*WRITTEN PROBLEM:* Identify each line holding the string "CONSULTING" and copy it.

━━━━━━━━━━━━━━━━━━━━

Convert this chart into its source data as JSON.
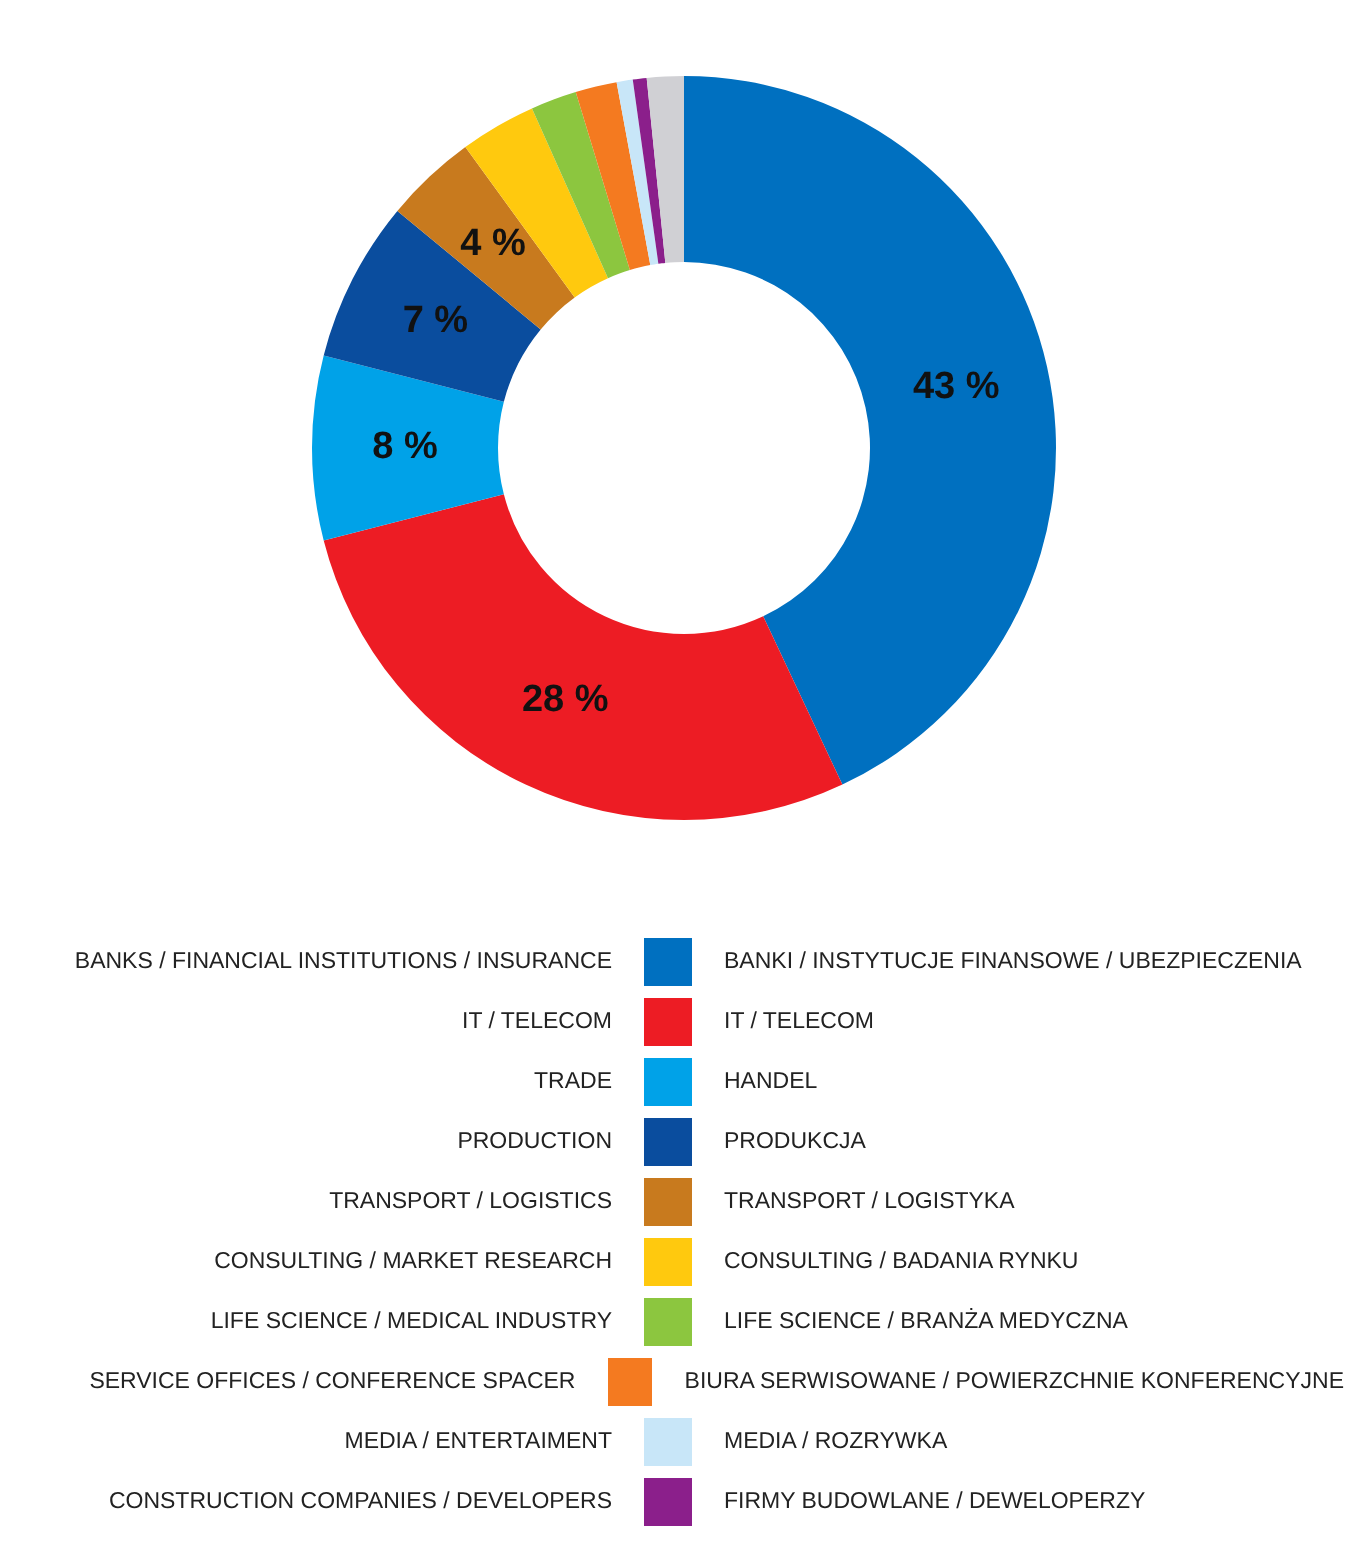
{
  "chart_data": {
    "type": "donut",
    "categories": [
      "BANKS / FINANCIAL INSTITUTIONS / INSURANCE",
      "IT / TELECOM",
      "TRADE",
      "PRODUCTION",
      "TRANSPORT / LOGISTICS",
      "CONSULTING / MARKET RESEARCH",
      "LIFE SCIENCE / MEDICAL INDUSTRY",
      "SERVICE OFFICES / CONFERENCE SPACER",
      "MEDIA / ENTERTAIMENT",
      "CONSTRUCTION COMPANIES / DEVELOPERS",
      null
    ],
    "y2_categories": [
      "BANKI / INSTYTUCJE FINANSOWE / UBEZPIECZENIA",
      "IT / TELECOM",
      "HANDEL",
      "PRODUKCJA",
      "TRANSPORT / LOGISTYKA",
      "CONSULTING / BADANIA RYNKU",
      "LIFE SCIENCE / BRANŻA MEDYCZNA",
      "BIURA SERWISOWANE / POWIERZCHNIE KONFERENCYJNE",
      "MEDIA / ROZRYWKA",
      "FIRMY BUDOWLANE / DEWELOPERZY",
      null
    ],
    "values": [
      43,
      28,
      8,
      7,
      4,
      3.3,
      2,
      1.8,
      0.7,
      0.6,
      1.6
    ],
    "colors": [
      "#0070c0",
      "#ed1c24",
      "#00a2e8",
      "#0a4d9e",
      "#c87a1e",
      "#ffc90e",
      "#8cc63f",
      "#f47a20",
      "#c8e6f8",
      "#8b1f8b",
      "#d0d0d4"
    ],
    "value_labels": [
      "43 %",
      "28 %",
      "8 %",
      "7 %",
      "4 %",
      null,
      null,
      null,
      null,
      null,
      null
    ],
    "legend": "bottom"
  }
}
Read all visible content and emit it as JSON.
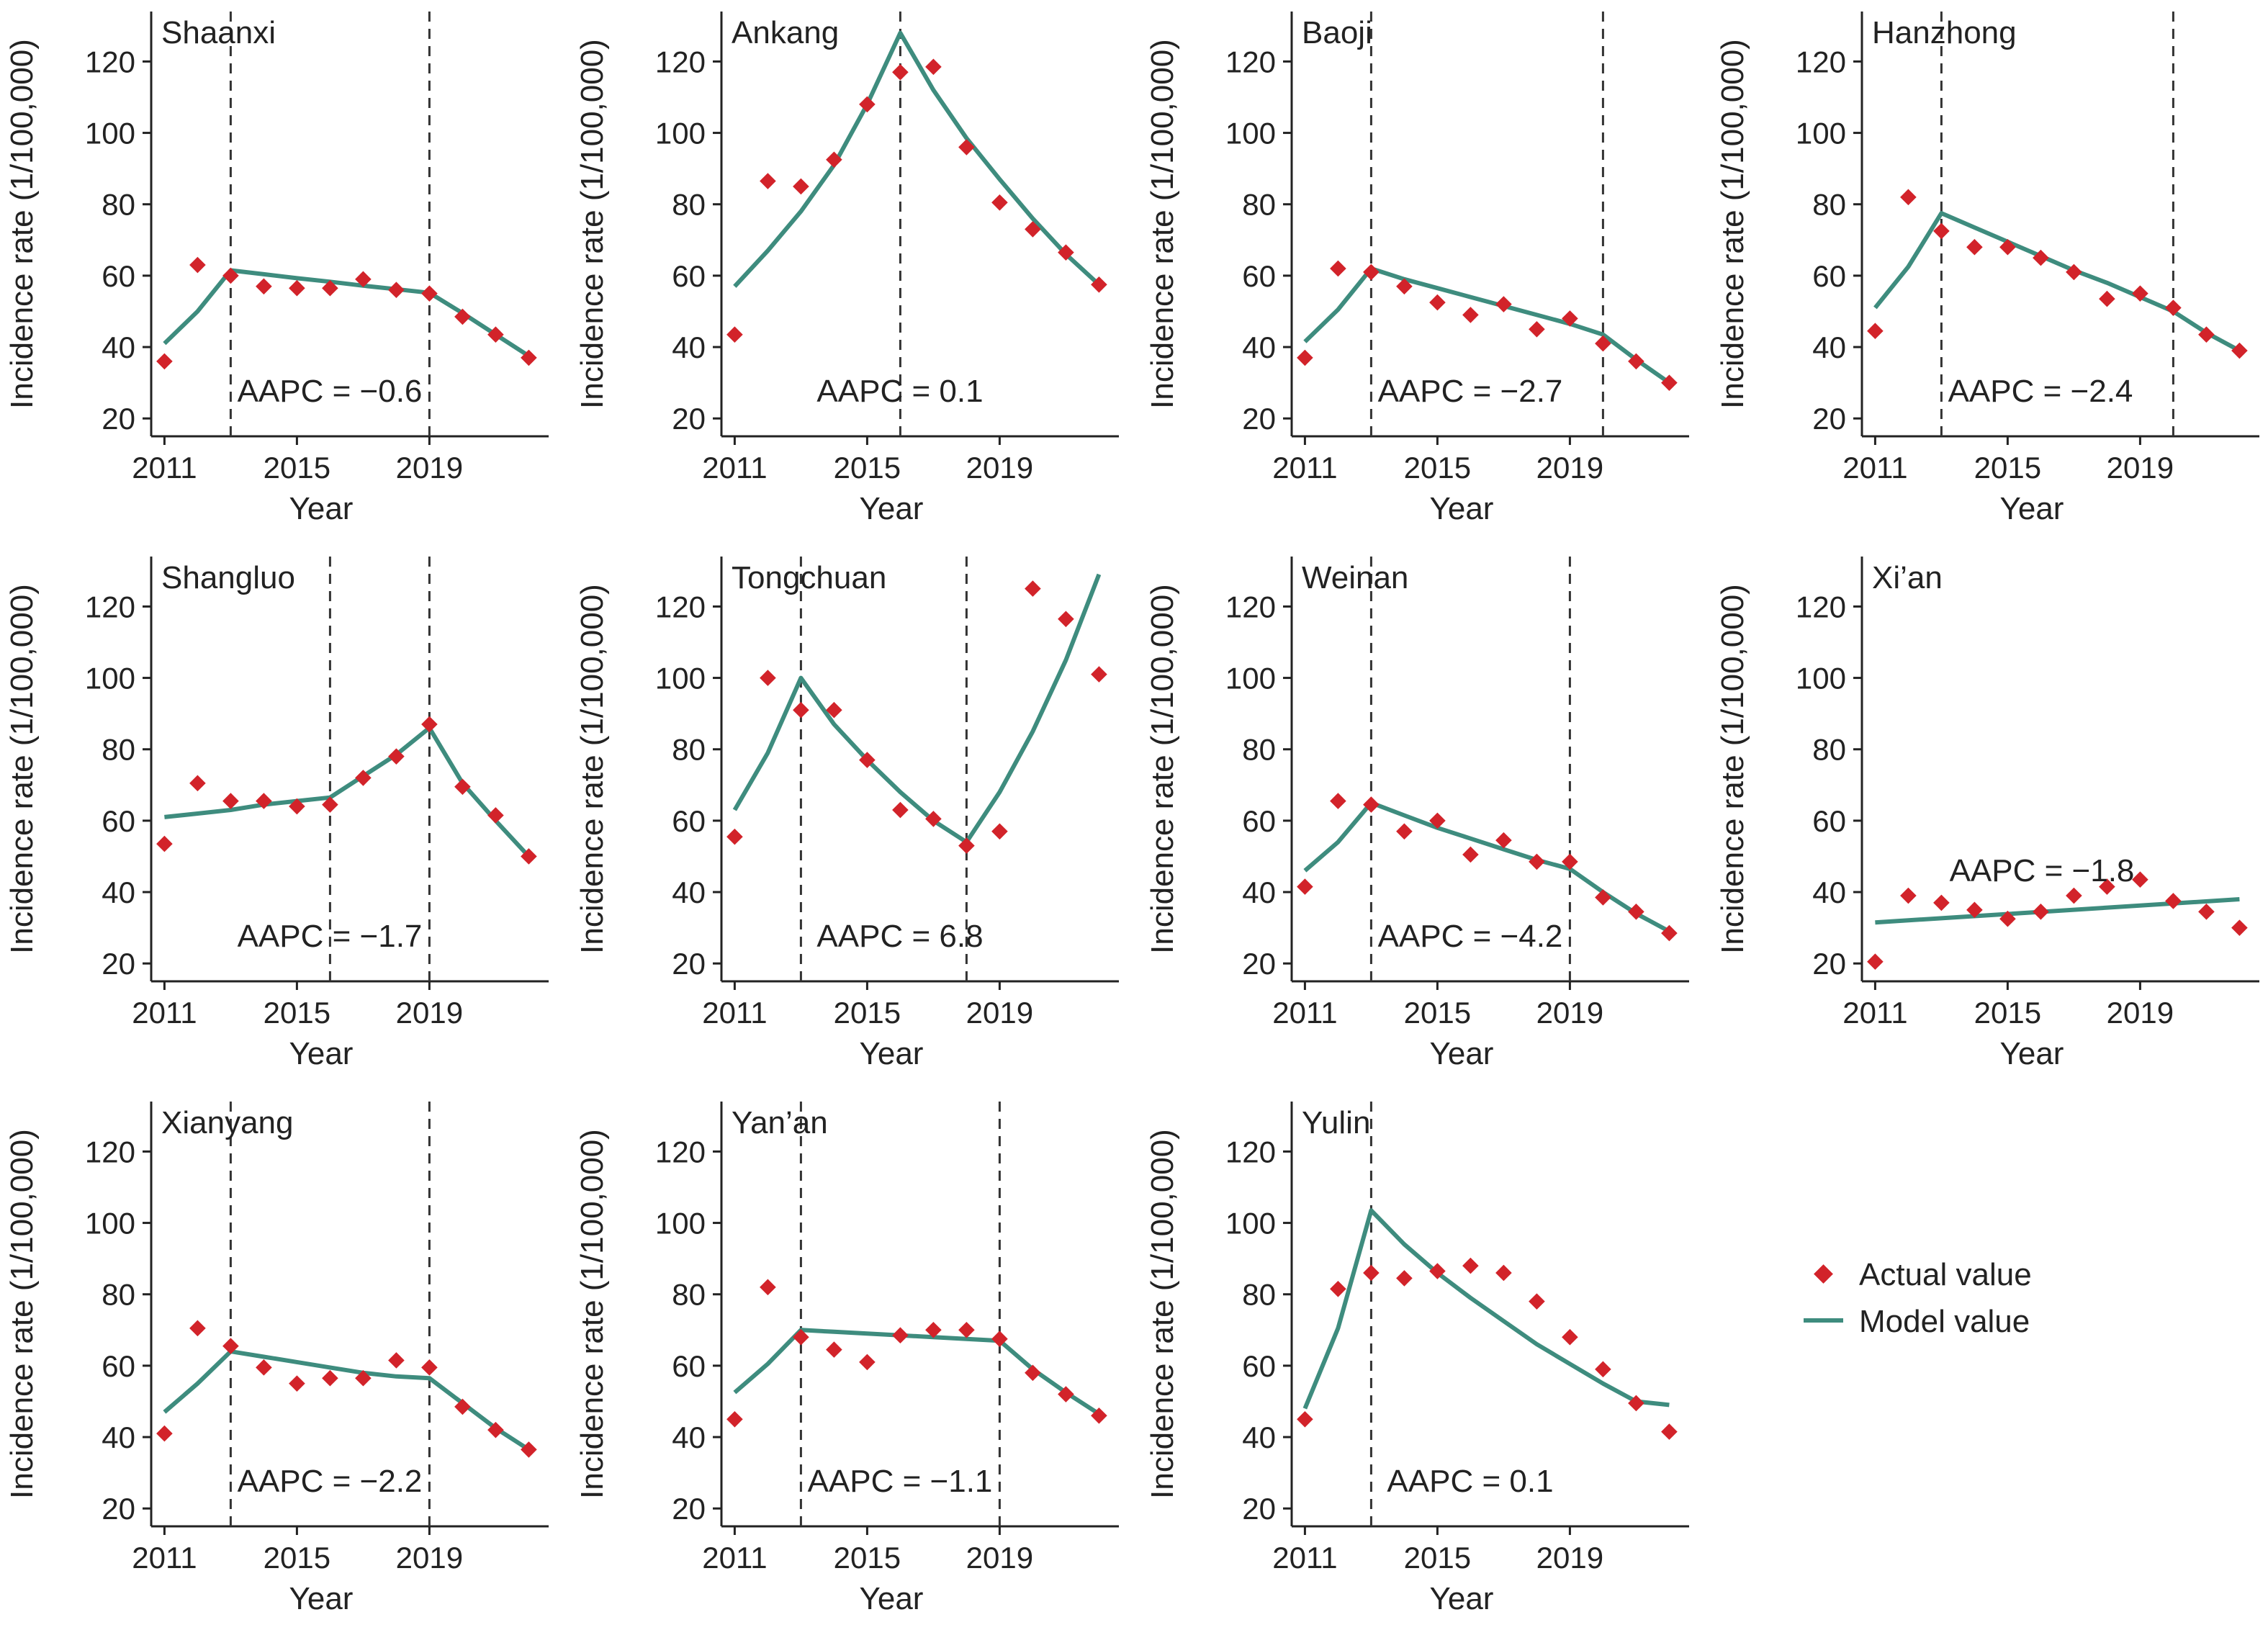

━━━━━━━━━━━━━━━━━━━━

*ANSWER TO THE TASK:*
      "CONSULTING / MARKET RESEARCH",
      "CONSULTING / BADANIA RYNKU",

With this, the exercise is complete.